START Information given

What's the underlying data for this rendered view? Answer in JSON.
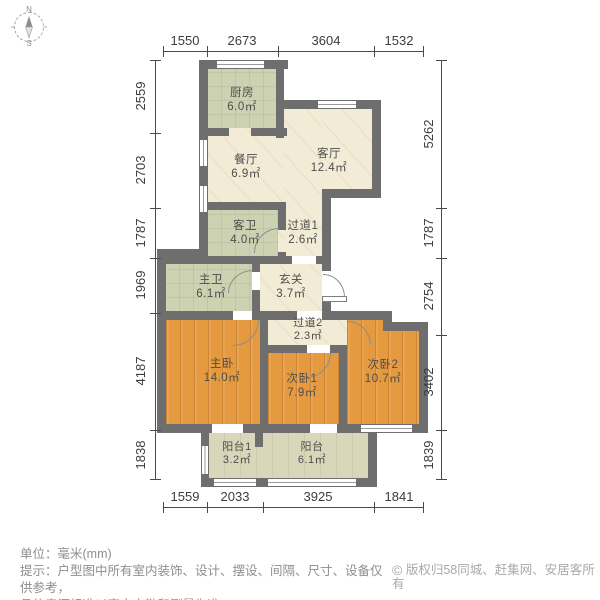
{
  "compass": {
    "north": "N",
    "south": "S"
  },
  "dimensions": {
    "unit": "mm",
    "top": [
      "1550",
      "2673",
      "3604",
      "1532"
    ],
    "left": [
      "2559",
      "2703",
      "1787",
      "1969",
      "4187",
      "1838"
    ],
    "right": [
      "5262",
      "1787",
      "2754",
      "3402",
      "1839"
    ],
    "bottom": [
      "1559",
      "2033",
      "3925",
      "1841"
    ]
  },
  "rooms": [
    {
      "name": "厨房",
      "area": "6.0㎡"
    },
    {
      "name": "餐厅",
      "area": "6.9㎡"
    },
    {
      "name": "客厅",
      "area": "12.4㎡"
    },
    {
      "name": "客卫",
      "area": "4.0㎡"
    },
    {
      "name": "过道1",
      "area": "2.6㎡"
    },
    {
      "name": "主卫",
      "area": "6.1㎡"
    },
    {
      "name": "玄关",
      "area": "3.7㎡"
    },
    {
      "name": "过道2",
      "area": "2.3㎡"
    },
    {
      "name": "主卧",
      "area": "14.0㎡"
    },
    {
      "name": "次卧1",
      "area": "7.9㎡"
    },
    {
      "name": "次卧2",
      "area": "10.7㎡"
    },
    {
      "name": "阳台1",
      "area": "3.2㎡"
    },
    {
      "name": "阳台",
      "area": "6.1㎡"
    }
  ],
  "footer": {
    "unit_line": "单位：毫米(mm)",
    "tip_line1": "提示：户型图中所有室内装饰、设计、摆设、间隔、尺寸、设备仅供参考，",
    "tip_line2": "具体房源标准以室内查勘和测量为准。",
    "copyright_symbol": "©",
    "copyright": "版权归58同城、赶集网、安居客所有"
  },
  "colors": {
    "wall": "#6E6E6E",
    "wood_floor": "#E59A40",
    "tile_green": "#CCD2B2",
    "marble_beige": "#F2EBD6",
    "balcony_khaki": "#D9D6BA",
    "dimension_text": "#3C3C3C",
    "footer_text": "#8E8E8E"
  }
}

END Information given

## Stated task
Your task is to reproduce all of the material exactly. The pictures stay out.

## Result
What's the underlying data for this rendered view? Answer in JSON.
{
  "compass": {
    "north": "N",
    "south": "S"
  },
  "dimensions": {
    "unit": "mm",
    "top": [
      "1550",
      "2673",
      "3604",
      "1532"
    ],
    "left": [
      "2559",
      "2703",
      "1787",
      "1969",
      "4187",
      "1838"
    ],
    "right": [
      "5262",
      "1787",
      "2754",
      "3402",
      "1839"
    ],
    "bottom": [
      "1559",
      "2033",
      "3925",
      "1841"
    ]
  },
  "rooms": [
    {
      "name": "厨房",
      "area": "6.0㎡"
    },
    {
      "name": "餐厅",
      "area": "6.9㎡"
    },
    {
      "name": "客厅",
      "area": "12.4㎡"
    },
    {
      "name": "客卫",
      "area": "4.0㎡"
    },
    {
      "name": "过道1",
      "area": "2.6㎡"
    },
    {
      "name": "主卫",
      "area": "6.1㎡"
    },
    {
      "name": "玄关",
      "area": "3.7㎡"
    },
    {
      "name": "过道2",
      "area": "2.3㎡"
    },
    {
      "name": "主卧",
      "area": "14.0㎡"
    },
    {
      "name": "次卧1",
      "area": "7.9㎡"
    },
    {
      "name": "次卧2",
      "area": "10.7㎡"
    },
    {
      "name": "阳台1",
      "area": "3.2㎡"
    },
    {
      "name": "阳台",
      "area": "6.1㎡"
    }
  ],
  "footer": {
    "unit_line": "单位：毫米(mm)",
    "tip_line1": "提示：户型图中所有室内装饰、设计、摆设、间隔、尺寸、设备仅供参考，",
    "tip_line2": "具体房源标准以室内查勘和测量为准。",
    "copyright_symbol": "©",
    "copyright": "版权归58同城、赶集网、安居客所有"
  },
  "colors": {
    "wall": "#6E6E6E",
    "wood_floor": "#E59A40",
    "tile_green": "#CCD2B2",
    "marble_beige": "#F2EBD6",
    "balcony_khaki": "#D9D6BA",
    "dimension_text": "#3C3C3C",
    "footer_text": "#8E8E8E"
  }
}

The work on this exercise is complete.